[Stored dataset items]
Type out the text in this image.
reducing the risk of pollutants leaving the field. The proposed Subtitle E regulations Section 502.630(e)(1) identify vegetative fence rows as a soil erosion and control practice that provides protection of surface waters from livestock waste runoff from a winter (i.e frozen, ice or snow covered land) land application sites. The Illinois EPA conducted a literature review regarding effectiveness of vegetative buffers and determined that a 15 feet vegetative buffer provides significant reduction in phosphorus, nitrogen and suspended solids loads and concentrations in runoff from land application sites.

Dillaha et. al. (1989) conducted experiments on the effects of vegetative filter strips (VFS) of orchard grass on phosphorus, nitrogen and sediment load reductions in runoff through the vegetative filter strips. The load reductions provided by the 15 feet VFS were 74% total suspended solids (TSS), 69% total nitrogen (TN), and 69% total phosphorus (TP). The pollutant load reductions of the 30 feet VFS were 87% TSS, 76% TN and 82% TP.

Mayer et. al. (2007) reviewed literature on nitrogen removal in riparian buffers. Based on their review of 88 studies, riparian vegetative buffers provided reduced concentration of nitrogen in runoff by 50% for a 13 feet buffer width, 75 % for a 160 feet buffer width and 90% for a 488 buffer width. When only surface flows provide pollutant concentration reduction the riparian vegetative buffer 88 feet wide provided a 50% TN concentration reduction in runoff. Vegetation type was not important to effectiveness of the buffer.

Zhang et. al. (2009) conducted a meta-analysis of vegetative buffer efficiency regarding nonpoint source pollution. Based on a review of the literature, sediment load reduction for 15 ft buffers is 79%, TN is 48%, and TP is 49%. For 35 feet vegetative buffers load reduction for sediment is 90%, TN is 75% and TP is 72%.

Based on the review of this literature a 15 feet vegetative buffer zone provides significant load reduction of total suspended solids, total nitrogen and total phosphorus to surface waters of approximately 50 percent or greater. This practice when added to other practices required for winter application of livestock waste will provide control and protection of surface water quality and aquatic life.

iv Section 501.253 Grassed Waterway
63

#### WRITTEN EXERCISE:
Repeat the records above exactly.

#### WRITTEN ANSWER:
Type out the text in this image.
reducing the risk of pollutants leaving the field. The proposed Subtitle E regulations Section 502.630(e)(1) identify vegetative fence rows as a soil erosion and control practice that provides protection of surface waters from livestock waste runoff from a winter (i.e frozen, ice or snow covered land) land application sites. The Illinois EPA conducted a literature review regarding effectiveness of vegetative buffers and determined that a 15 feet vegetative buffer provides significant reduction in phosphorus, nitrogen and suspended solids loads and concentrations in runoff from land application sites.

Dillaha et. al. (1989) conducted experiments on the effects of vegetative filter strips (VFS) of orchard grass on phosphorus, nitrogen and sediment load reductions in runoff through the vegetative filter strips. The load reductions provided by the 15 feet VFS were 74% total suspended solids (TSS), 69% total nitrogen (TN), and 69% total phosphorus (TP). The pollutant load reductions of the 30 feet VFS were 87% TSS, 76% TN and 82% TP.

Mayer et. al. (2007) reviewed literature on nitrogen removal in riparian buffers. Based on their review of 88 studies, riparian vegetative buffers provided reduced concentration of nitrogen in runoff by 50% for a 13 feet buffer width, 75 % for a 160 feet buffer width and 90% for a 488 buffer width. When only surface flows provide pollutant concentration reduction the riparian vegetative buffer 88 feet wide provided a 50% TN concentration reduction in runoff. Vegetation type was not important to effectiveness of the buffer.

Zhang et. al. (2009) conducted a meta-analysis of vegetative buffer efficiency regarding nonpoint source pollution. Based on a review of the literature, sediment load reduction for 15 ft buffers is 79%, TN is 48%, and TP is 49%. For 35 feet vegetative buffers load reduction for sediment is 90%, TN is 75% and TP is 72%.

Based on the review of this literature a 15 feet vegetative buffer zone provides significant load reduction of total suspended solids, total nitrogen and total phosphorus to surface waters of approximately 50 percent or greater. This practice when added to other practices required for winter application of livestock waste will provide control and protection of surface water quality and aquatic life.

iv Section 501.253 Grassed Waterway
63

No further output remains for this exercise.